Exercise description: Review the lines that follow and copy each one that contains the word "this".

Extracted records

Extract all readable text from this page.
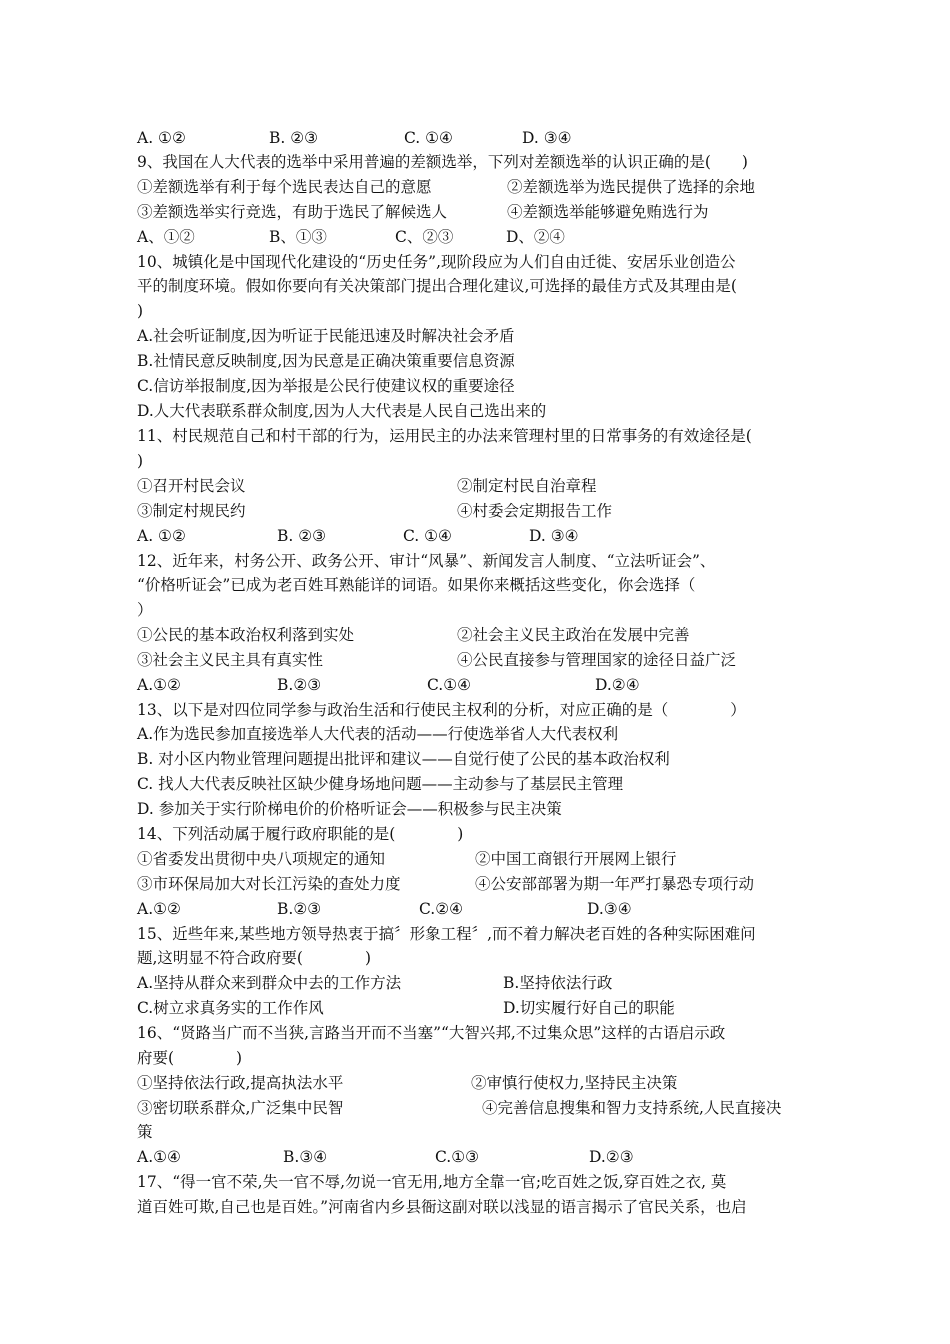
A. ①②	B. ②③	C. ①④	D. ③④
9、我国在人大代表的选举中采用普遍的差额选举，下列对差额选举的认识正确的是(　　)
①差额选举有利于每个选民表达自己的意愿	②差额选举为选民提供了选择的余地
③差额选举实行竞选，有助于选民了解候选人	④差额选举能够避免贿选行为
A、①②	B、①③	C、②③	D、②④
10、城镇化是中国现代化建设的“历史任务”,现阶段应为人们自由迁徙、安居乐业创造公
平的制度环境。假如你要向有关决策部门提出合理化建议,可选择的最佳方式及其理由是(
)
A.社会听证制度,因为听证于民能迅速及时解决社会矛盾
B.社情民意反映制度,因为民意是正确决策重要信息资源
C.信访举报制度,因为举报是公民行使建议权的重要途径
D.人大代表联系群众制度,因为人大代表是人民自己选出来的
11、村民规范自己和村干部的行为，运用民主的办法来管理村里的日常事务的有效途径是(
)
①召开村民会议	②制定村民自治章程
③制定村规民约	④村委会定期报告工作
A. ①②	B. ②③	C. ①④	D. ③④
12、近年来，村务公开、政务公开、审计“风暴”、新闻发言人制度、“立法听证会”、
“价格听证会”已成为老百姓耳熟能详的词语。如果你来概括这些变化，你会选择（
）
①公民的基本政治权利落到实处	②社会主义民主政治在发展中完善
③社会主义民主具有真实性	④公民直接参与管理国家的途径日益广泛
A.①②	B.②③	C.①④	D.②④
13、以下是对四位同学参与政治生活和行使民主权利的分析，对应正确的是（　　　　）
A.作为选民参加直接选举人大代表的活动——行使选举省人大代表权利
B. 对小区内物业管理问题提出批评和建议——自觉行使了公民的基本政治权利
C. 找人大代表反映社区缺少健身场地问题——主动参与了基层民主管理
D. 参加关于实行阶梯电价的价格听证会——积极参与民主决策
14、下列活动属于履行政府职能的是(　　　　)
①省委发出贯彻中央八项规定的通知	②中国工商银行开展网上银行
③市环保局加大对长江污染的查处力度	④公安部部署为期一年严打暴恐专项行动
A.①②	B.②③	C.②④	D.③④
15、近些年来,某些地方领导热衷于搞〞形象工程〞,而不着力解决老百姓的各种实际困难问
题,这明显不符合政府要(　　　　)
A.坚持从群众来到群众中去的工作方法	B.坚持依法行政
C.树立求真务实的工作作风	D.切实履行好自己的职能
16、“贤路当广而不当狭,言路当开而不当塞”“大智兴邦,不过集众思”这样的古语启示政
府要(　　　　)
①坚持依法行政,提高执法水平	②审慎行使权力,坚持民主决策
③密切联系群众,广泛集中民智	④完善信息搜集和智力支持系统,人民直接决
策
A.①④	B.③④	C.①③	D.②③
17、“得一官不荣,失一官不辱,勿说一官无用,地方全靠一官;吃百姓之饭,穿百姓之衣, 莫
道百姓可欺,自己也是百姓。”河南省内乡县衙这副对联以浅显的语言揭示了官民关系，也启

...

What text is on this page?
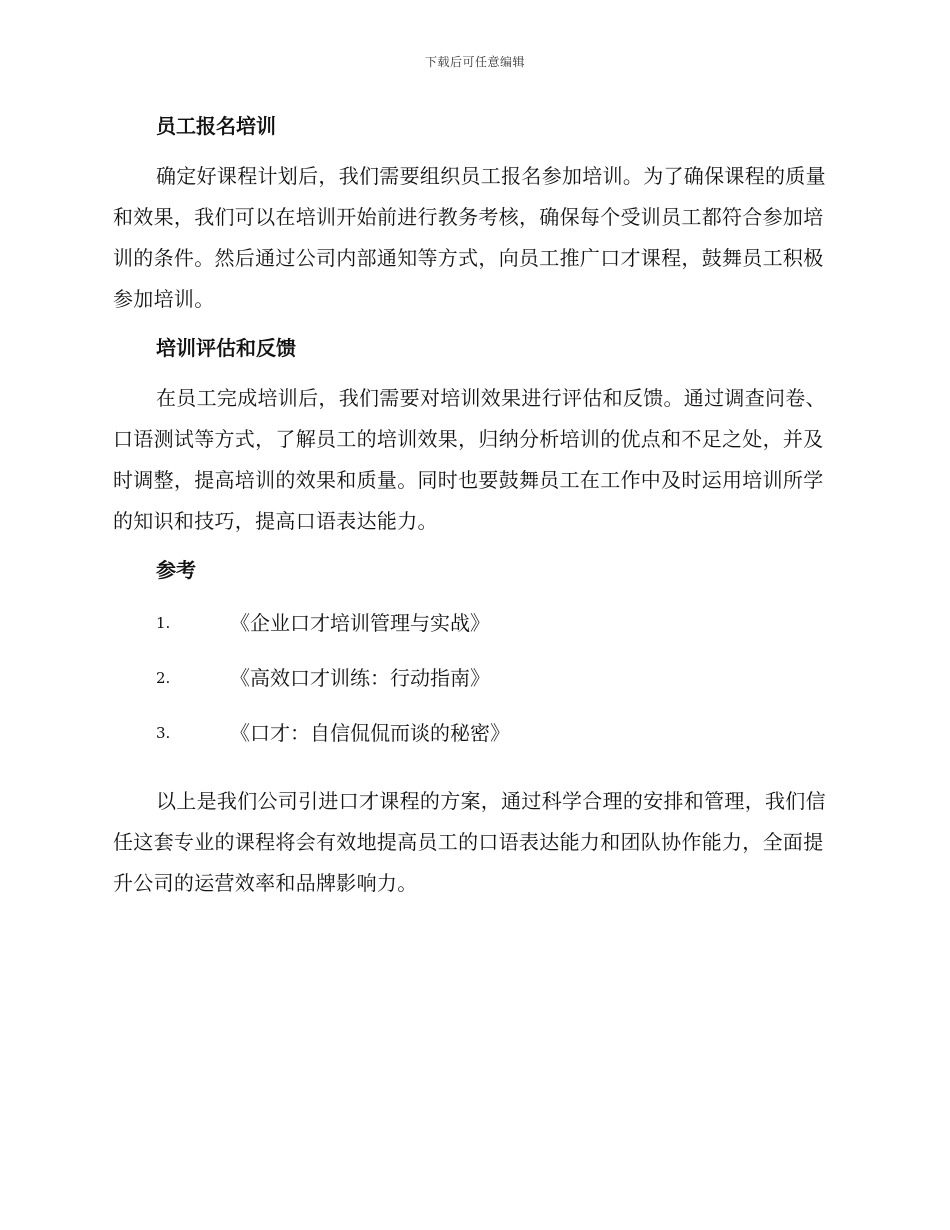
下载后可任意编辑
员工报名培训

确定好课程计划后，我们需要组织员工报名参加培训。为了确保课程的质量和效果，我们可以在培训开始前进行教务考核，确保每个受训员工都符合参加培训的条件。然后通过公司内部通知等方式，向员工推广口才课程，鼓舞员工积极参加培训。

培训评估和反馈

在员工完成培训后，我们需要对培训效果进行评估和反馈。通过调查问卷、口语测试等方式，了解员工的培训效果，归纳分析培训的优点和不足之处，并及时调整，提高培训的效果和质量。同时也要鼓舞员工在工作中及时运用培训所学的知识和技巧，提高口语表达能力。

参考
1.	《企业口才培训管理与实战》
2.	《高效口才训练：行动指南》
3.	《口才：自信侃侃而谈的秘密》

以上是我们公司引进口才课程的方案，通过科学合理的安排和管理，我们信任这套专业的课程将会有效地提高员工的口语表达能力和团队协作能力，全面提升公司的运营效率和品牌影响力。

Exercise output:
Extract all readable text from this page.
What text is on this page?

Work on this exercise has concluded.